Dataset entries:

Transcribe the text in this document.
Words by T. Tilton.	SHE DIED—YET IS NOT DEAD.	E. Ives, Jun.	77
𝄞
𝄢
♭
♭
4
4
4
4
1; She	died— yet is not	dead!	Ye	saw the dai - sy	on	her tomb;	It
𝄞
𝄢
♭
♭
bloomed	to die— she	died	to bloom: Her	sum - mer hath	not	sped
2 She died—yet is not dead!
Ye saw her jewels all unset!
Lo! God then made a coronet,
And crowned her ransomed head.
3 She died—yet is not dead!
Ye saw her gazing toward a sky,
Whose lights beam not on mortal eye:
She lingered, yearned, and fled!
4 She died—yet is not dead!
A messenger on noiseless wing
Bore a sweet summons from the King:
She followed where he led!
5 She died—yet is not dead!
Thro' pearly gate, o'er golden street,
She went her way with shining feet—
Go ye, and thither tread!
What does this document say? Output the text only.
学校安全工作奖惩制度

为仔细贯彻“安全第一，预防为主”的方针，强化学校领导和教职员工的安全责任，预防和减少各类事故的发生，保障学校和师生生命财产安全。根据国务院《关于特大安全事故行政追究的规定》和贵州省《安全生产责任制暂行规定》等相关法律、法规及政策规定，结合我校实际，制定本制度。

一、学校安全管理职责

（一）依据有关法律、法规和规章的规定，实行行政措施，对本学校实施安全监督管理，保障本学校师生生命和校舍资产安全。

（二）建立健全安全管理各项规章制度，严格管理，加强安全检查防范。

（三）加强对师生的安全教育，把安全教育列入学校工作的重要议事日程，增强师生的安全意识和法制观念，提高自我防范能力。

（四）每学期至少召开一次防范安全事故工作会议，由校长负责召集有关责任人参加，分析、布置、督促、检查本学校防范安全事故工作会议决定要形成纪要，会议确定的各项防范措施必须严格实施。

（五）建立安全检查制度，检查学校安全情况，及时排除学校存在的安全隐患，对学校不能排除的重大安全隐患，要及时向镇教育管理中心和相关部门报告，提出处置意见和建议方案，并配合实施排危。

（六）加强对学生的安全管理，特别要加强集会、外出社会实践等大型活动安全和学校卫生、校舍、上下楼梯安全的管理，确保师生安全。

§ **SHORT TASK**:
Reproduce the material above without altering a single character.

§ **RESPONSE**:
Transcribe the text in this document.
Words by T. Tilton.	SHE DIED—YET IS NOT DEAD.	E. Ives, Jun.	77
𝄞
𝄢
♭
♭
4
4
4
4
1; She	died— yet is not	dead!	Ye	saw the dai - sy	on	her tomb;	It
𝄞
𝄢
♭
♭
bloomed	to die— she	died	to bloom: Her	sum - mer hath	not	sped
2 She died—yet is not dead!
Ye saw her jewels all unset!
Lo! God then made a coronet,
And crowned her ransomed head.
3 She died—yet is not dead!
Ye saw her gazing toward a sky,
Whose lights beam not on mortal eye:
She lingered, yearned, and fled!
4 She died—yet is not dead!
A messenger on noiseless wing
Bore a sweet summons from the King:
She followed where he led!
5 She died—yet is not dead!
Thro' pearly gate, o'er golden street,
She went her way with shining feet—
Go ye, and thither tread!
What does this document say? Output the text only.
学校安全工作奖惩制度

为仔细贯彻“安全第一，预防为主”的方针，强化学校领导和教职员工的安全责任，预防和减少各类事故的发生，保障学校和师生生命财产安全。根据国务院《关于特大安全事故行政追究的规定》和贵州省《安全生产责任制暂行规定》等相关法律、法规及政策规定，结合我校实际，制定本制度。

一、学校安全管理职责

（一）依据有关法律、法规和规章的规定，实行行政措施，对本学校实施安全监督管理，保障本学校师生生命和校舍资产安全。

（二）建立健全安全管理各项规章制度，严格管理，加强安全检查防范。

（三）加强对师生的安全教育，把安全教育列入学校工作的重要议事日程，增强师生的安全意识和法制观念，提高自我防范能力。

（四）每学期至少召开一次防范安全事故工作会议，由校长负责召集有关责任人参加，分析、布置、督促、检查本学校防范安全事故工作会议决定要形成纪要，会议确定的各项防范措施必须严格实施。

（五）建立安全检查制度，检查学校安全情况，及时排除学校存在的安全隐患，对学校不能排除的重大安全隐患，要及时向镇教育管理中心和相关部门报告，提出处置意见和建议方案，并配合实施排危。

（六）加强对学生的安全管理，特别要加强集会、外出社会实践等大型活动安全和学校卫生、校舍、上下楼梯安全的管理，确保师生安全。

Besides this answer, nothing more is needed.